+++ Task material

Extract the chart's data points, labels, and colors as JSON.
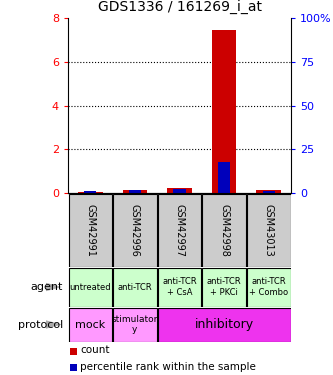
{
  "title": "GDS1336 / 161269_i_at",
  "samples": [
    "GSM42991",
    "GSM42996",
    "GSM42997",
    "GSM42998",
    "GSM43013"
  ],
  "count_values": [
    0.05,
    0.15,
    0.25,
    7.45,
    0.12
  ],
  "percentile_values": [
    1.0,
    1.5,
    2.2,
    17.5,
    1.2
  ],
  "ylim_left": [
    0,
    8
  ],
  "ylim_right": [
    0,
    100
  ],
  "yticks_left": [
    0,
    2,
    4,
    6,
    8
  ],
  "ytick_labels_left": [
    "0",
    "2",
    "4",
    "6",
    "8"
  ],
  "yticks_right": [
    0,
    25,
    50,
    75,
    100
  ],
  "ytick_labels_right": [
    "0",
    "25",
    "50",
    "75",
    "100%"
  ],
  "agent_labels": [
    "untreated",
    "anti-TCR",
    "anti-TCR\n+ CsA",
    "anti-TCR\n+ PKCi",
    "anti-TCR\n+ Combo"
  ],
  "agent_bg_color": "#ccffcc",
  "sample_bg_color": "#cccccc",
  "count_color": "#cc0000",
  "percentile_color": "#0000bb",
  "protocol_mock_color": "#ff99ff",
  "protocol_stimulatory_color": "#ff99ff",
  "protocol_inhibitory_color": "#ee33ee",
  "legend_count_label": "count",
  "legend_percentile_label": "percentile rank within the sample"
}
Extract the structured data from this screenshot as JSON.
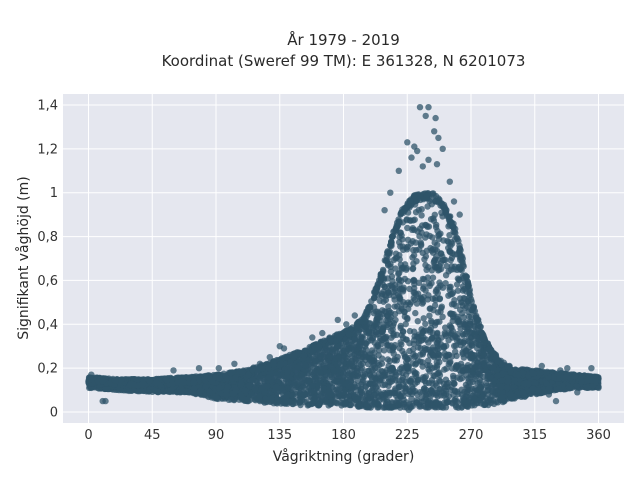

++++++

* _Requirements_
Show every line of the listing in which the string "data" can be found.

* _The solution_
Extract the chart's data points, labels, and colors as JSON.
Extract the structured data from this screenshot as JSON.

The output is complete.